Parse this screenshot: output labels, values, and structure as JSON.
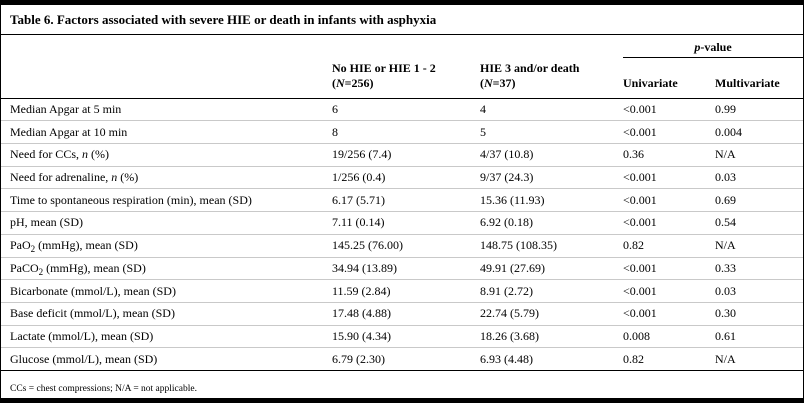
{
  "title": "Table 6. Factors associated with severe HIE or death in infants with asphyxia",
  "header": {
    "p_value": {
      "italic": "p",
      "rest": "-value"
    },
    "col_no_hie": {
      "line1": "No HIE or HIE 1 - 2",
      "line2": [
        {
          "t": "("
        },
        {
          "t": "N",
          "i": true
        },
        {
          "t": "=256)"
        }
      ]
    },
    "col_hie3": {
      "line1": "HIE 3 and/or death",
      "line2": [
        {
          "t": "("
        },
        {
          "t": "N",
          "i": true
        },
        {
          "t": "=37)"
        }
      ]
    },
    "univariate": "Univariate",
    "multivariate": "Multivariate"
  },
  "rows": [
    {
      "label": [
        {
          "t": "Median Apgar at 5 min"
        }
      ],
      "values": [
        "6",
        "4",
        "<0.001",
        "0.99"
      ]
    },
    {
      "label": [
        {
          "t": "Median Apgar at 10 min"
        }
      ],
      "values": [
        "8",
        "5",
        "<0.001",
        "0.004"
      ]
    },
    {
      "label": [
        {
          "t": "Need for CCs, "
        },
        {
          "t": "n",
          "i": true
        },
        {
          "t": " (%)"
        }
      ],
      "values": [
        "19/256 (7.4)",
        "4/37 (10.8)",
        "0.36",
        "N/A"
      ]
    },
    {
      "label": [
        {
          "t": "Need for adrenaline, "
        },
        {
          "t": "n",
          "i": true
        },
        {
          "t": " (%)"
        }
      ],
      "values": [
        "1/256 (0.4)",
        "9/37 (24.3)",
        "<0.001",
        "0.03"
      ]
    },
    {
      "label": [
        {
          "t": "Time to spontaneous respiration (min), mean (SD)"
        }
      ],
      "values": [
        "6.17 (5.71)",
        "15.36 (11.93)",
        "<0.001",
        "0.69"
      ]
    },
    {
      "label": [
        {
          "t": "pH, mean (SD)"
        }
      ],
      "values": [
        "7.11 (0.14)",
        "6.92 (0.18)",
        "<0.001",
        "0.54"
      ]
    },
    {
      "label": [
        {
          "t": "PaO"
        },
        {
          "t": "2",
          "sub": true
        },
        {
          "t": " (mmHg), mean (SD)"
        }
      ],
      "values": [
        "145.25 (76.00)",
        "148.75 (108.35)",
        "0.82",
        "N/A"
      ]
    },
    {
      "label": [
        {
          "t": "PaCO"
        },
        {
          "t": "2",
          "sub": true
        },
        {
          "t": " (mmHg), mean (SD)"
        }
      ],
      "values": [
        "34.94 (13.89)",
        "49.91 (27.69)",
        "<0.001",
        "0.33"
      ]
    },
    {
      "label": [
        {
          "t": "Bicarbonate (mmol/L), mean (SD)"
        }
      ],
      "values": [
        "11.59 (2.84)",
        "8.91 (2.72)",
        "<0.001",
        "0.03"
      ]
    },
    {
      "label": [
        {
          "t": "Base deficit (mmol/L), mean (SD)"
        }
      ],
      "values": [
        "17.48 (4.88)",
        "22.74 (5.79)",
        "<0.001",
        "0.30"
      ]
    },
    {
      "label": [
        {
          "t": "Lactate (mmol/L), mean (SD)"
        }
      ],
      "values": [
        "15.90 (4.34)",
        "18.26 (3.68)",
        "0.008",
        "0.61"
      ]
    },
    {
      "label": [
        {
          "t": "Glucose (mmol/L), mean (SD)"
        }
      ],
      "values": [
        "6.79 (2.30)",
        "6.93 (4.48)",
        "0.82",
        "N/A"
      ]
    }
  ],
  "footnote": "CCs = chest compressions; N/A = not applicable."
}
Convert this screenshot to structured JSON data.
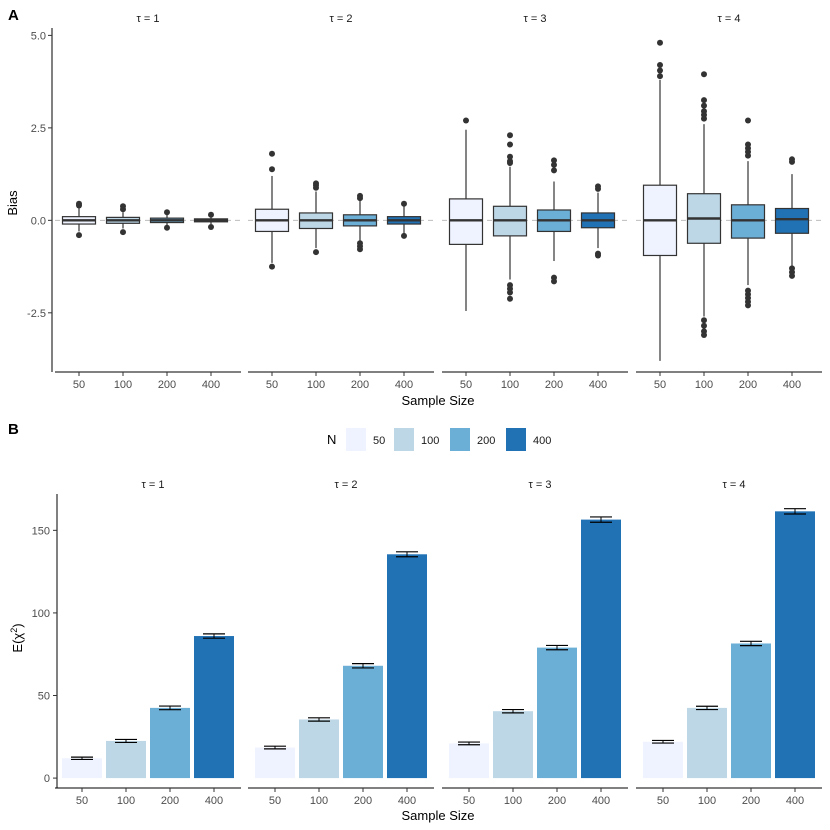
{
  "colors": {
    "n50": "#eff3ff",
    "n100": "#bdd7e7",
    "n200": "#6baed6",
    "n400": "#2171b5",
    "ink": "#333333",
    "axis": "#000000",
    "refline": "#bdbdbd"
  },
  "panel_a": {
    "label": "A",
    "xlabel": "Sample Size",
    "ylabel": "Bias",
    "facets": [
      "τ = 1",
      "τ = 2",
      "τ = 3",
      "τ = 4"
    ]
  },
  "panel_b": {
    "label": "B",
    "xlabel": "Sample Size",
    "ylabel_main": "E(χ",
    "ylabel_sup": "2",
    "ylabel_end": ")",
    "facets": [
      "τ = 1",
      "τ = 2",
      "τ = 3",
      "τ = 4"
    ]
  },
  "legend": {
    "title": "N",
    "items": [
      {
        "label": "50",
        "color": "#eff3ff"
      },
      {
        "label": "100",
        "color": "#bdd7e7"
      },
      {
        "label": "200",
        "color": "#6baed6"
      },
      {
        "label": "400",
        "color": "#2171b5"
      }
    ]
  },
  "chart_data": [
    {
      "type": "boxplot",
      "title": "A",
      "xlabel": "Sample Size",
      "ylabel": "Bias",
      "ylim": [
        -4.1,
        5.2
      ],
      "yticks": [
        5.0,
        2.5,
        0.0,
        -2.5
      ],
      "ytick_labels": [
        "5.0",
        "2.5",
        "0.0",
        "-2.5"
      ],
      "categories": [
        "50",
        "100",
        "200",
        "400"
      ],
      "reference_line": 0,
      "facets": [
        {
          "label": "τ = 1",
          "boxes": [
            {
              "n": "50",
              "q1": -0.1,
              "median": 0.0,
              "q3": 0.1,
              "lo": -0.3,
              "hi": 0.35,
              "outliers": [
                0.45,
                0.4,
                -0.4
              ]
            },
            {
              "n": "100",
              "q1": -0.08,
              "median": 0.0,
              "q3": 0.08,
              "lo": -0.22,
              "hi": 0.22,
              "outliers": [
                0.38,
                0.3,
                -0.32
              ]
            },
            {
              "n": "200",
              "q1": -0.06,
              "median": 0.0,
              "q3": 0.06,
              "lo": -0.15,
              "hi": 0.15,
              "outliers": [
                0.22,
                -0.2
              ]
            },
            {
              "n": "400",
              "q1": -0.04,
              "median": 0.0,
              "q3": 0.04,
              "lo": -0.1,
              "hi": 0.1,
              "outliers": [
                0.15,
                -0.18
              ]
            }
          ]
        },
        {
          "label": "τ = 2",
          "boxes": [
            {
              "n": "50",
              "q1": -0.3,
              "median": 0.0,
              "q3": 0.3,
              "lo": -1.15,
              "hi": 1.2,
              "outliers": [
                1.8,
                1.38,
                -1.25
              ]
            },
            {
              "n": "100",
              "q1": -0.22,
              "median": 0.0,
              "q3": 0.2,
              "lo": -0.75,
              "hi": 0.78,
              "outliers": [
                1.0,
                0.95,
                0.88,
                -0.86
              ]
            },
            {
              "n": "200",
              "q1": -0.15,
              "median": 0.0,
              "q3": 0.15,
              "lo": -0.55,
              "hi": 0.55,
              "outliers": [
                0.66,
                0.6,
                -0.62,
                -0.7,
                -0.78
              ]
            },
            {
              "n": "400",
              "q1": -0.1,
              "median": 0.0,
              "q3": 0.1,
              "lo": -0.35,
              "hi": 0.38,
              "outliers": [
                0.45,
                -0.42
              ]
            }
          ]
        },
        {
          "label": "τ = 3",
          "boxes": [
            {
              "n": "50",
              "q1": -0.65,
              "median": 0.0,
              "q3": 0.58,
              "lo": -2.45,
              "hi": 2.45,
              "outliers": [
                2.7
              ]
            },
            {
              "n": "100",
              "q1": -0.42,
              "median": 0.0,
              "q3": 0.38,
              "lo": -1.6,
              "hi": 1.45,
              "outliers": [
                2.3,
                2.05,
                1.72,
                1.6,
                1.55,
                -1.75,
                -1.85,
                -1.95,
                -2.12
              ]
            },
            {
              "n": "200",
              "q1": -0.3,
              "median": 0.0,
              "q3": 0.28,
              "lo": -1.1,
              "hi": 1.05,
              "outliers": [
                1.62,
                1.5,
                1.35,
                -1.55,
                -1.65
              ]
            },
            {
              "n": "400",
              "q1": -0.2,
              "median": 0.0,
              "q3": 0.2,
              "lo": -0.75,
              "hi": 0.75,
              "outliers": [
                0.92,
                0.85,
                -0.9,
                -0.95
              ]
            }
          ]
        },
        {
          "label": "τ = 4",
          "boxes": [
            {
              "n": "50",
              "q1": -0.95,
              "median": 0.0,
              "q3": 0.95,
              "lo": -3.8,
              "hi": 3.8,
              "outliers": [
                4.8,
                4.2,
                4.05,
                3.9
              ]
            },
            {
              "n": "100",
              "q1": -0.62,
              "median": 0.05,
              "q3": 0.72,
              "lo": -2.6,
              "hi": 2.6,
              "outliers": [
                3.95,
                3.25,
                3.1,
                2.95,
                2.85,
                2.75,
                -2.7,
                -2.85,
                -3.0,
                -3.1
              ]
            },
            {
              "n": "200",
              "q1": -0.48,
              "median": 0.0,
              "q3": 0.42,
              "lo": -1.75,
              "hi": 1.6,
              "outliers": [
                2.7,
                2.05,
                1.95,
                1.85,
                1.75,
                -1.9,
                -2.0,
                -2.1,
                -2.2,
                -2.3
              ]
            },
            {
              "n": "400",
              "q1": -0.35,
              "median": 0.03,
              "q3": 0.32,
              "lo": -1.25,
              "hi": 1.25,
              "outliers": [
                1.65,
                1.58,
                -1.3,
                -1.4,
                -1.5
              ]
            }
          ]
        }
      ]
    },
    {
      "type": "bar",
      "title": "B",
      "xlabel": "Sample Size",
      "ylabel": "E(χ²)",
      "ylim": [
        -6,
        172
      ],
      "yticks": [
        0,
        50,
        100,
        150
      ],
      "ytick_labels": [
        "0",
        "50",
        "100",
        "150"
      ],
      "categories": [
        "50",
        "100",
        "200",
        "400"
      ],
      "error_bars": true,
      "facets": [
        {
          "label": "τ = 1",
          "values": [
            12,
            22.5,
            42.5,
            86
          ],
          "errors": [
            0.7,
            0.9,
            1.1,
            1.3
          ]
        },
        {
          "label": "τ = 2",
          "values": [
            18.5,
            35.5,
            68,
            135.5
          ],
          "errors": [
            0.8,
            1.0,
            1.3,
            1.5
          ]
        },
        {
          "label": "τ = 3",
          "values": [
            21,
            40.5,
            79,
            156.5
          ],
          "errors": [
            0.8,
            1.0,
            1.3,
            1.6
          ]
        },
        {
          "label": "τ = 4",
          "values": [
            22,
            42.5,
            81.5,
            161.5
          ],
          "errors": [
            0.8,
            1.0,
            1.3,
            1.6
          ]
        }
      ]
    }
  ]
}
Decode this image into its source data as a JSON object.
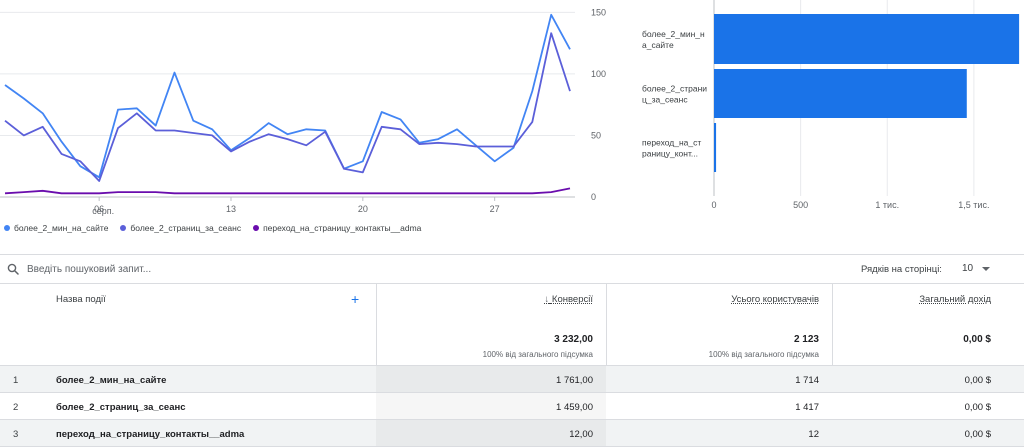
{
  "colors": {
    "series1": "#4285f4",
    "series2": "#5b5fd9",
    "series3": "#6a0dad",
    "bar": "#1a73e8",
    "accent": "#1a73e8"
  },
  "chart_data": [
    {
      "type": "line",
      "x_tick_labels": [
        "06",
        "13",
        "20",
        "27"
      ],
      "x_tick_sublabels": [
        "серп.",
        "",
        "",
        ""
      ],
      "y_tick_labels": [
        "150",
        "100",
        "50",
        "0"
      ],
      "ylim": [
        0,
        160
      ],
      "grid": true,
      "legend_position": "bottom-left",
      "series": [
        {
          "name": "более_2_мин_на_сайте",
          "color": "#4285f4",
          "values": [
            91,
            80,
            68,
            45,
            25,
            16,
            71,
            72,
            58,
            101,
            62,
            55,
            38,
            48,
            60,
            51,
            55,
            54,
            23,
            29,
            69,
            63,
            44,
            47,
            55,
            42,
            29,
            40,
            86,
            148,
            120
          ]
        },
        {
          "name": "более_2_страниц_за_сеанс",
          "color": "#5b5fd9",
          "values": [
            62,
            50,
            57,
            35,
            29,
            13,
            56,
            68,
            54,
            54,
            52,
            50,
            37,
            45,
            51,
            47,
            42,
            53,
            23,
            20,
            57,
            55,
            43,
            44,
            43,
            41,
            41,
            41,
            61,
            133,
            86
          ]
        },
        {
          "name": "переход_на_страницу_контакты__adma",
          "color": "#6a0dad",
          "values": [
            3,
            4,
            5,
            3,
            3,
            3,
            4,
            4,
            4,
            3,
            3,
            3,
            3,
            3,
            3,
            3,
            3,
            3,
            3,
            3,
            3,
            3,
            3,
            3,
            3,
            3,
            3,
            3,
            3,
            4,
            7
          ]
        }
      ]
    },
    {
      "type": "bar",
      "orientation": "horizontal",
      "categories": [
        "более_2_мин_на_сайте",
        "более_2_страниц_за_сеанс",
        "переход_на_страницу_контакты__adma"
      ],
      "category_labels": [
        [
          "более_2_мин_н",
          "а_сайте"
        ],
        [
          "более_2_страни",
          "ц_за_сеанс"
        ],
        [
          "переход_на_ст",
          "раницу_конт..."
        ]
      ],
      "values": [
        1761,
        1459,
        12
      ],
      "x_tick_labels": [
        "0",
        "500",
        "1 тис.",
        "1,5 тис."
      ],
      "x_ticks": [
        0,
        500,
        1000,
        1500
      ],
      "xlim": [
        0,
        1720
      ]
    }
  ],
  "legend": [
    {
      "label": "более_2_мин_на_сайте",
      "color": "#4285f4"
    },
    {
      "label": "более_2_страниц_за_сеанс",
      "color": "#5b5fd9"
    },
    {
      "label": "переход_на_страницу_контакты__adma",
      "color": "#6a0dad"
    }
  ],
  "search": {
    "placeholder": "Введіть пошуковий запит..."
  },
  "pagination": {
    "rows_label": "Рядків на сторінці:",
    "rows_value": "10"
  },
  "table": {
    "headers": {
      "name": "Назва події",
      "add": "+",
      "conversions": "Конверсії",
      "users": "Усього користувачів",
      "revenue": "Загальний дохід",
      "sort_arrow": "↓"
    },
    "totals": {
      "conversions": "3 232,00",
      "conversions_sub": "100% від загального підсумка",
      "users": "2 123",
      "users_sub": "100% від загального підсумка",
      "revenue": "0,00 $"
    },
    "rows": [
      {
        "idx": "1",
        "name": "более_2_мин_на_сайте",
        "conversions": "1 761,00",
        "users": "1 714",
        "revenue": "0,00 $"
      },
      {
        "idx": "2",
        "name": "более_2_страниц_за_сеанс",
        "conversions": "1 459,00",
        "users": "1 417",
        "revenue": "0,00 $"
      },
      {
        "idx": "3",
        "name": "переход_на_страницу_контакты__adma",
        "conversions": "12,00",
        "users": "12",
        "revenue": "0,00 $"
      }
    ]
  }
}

◆ ◆ ◆ ◆ ◆ ◆ ◆

The task: Report the number of lines that include the string "name"; return nothing but the count.

Task output: 7